# START OF Entries shown
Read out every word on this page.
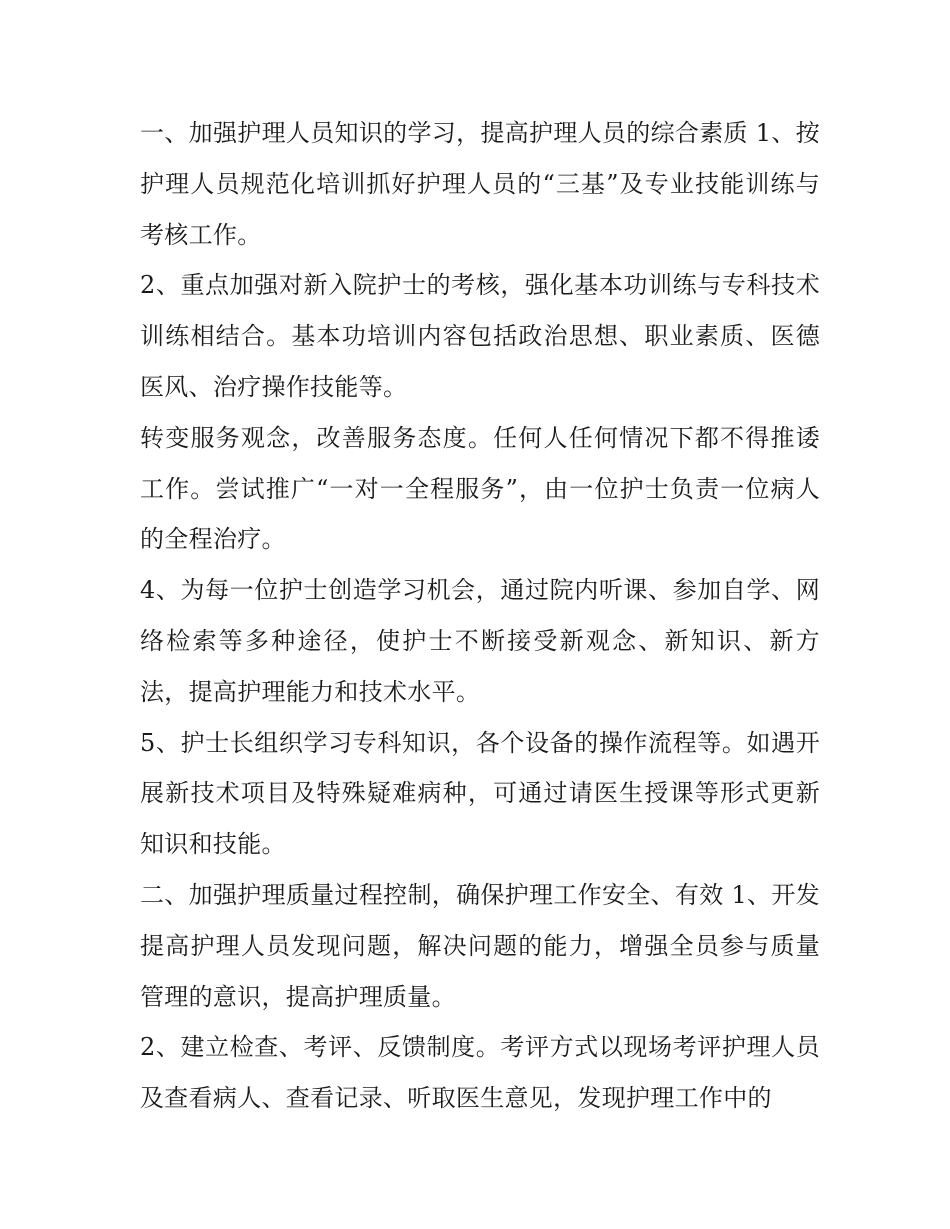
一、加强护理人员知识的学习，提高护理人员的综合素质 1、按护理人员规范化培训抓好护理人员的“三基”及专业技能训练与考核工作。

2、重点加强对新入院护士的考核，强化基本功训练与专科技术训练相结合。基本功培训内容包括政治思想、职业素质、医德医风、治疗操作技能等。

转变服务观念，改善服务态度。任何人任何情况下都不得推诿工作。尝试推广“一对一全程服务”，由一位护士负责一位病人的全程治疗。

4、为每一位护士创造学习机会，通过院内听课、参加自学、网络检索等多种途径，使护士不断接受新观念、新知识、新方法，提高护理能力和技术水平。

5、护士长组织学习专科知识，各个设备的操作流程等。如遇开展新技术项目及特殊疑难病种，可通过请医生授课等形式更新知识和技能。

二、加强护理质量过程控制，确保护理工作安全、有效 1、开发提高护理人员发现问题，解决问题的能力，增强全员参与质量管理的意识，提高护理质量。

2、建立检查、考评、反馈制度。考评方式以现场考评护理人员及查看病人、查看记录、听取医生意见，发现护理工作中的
# END OF Entries shown
* **Task goal**: Each entry gets copied exactly; the pictures stay out.

* **Answer in full**:
Read out every word on this page.
一、加强护理人员知识的学习，提高护理人员的综合素质 1、按护理人员规范化培训抓好护理人员的“三基”及专业技能训练与考核工作。

2、重点加强对新入院护士的考核，强化基本功训练与专科技术训练相结合。基本功培训内容包括政治思想、职业素质、医德医风、治疗操作技能等。

转变服务观念，改善服务态度。任何人任何情况下都不得推诿工作。尝试推广“一对一全程服务”，由一位护士负责一位病人的全程治疗。

4、为每一位护士创造学习机会，通过院内听课、参加自学、网络检索等多种途径，使护士不断接受新观念、新知识、新方法，提高护理能力和技术水平。

5、护士长组织学习专科知识，各个设备的操作流程等。如遇开展新技术项目及特殊疑难病种，可通过请医生授课等形式更新知识和技能。

二、加强护理质量过程控制，确保护理工作安全、有效 1、开发提高护理人员发现问题，解决问题的能力，增强全员参与质量管理的意识，提高护理质量。

2、建立检查、考评、反馈制度。考评方式以现场考评护理人员及查看病人、查看记录、听取医生意见，发现护理工作中的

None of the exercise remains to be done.